## Exercise objective
Every line of the data that contains the string "LISTS" must be copied.

>> BEGIN

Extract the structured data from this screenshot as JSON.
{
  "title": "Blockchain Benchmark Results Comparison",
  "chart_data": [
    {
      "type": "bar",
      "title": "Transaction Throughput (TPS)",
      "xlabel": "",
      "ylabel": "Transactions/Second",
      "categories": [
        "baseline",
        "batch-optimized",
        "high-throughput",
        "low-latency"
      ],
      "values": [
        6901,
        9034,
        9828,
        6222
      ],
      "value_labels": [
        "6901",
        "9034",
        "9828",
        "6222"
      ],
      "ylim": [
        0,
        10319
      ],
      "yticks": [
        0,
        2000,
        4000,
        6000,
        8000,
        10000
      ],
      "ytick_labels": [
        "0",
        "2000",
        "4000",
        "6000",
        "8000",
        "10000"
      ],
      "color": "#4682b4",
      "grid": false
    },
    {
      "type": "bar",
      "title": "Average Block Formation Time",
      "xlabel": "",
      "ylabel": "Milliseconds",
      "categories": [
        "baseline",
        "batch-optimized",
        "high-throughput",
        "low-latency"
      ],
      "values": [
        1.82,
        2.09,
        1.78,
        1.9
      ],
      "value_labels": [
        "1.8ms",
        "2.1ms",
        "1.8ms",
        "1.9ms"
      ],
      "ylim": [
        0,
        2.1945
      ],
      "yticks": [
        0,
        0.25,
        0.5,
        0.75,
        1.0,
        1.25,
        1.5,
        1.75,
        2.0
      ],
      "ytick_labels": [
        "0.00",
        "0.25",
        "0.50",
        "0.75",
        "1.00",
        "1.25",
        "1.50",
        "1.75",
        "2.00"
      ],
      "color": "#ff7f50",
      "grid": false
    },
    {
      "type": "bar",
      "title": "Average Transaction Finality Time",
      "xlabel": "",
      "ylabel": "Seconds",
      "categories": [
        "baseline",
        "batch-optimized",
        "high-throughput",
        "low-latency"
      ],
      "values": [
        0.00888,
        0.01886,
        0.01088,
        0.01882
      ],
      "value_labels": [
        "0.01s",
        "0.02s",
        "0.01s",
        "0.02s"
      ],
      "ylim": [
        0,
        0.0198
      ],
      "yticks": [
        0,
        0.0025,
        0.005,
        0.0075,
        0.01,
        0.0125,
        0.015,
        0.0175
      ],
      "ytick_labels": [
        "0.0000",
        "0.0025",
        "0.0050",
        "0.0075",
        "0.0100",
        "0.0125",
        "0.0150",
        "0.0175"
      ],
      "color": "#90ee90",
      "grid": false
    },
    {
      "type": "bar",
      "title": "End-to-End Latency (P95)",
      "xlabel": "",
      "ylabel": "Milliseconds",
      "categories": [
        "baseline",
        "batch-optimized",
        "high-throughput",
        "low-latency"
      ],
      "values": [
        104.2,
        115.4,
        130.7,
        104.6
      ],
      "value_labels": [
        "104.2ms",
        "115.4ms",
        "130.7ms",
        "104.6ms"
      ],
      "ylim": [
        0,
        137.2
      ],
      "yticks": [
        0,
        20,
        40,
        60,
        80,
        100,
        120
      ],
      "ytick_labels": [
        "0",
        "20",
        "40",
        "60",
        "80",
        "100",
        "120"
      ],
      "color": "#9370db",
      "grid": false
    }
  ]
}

>> END
>> BEGIN

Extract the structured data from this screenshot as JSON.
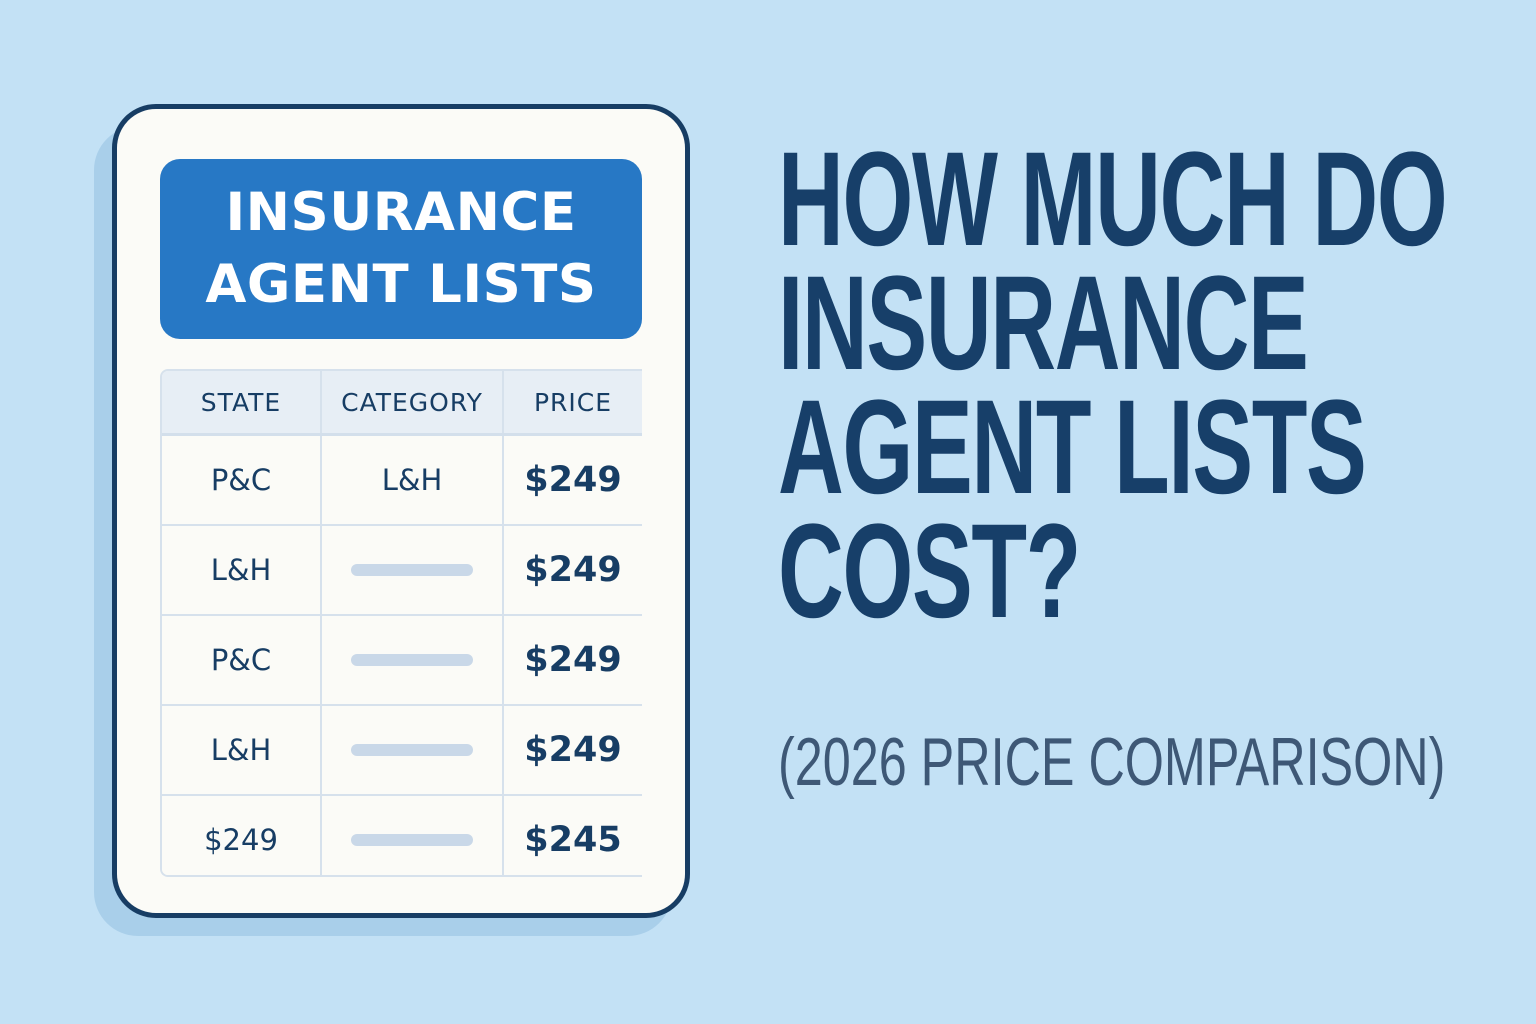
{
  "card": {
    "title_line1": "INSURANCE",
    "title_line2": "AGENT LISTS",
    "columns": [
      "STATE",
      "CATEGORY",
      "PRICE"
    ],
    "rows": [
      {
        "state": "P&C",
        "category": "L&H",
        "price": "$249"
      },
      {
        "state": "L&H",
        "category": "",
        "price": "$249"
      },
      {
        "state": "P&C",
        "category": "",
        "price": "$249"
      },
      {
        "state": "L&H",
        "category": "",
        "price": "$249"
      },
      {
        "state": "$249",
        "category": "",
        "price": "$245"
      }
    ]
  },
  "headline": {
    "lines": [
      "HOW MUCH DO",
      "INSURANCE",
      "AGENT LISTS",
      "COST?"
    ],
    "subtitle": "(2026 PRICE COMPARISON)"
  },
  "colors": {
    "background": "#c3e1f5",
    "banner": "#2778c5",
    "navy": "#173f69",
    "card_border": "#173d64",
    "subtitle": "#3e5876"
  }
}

>> END

## Output for this task
    "title_line2": "AGENT LISTS",
      "AGENT LISTS",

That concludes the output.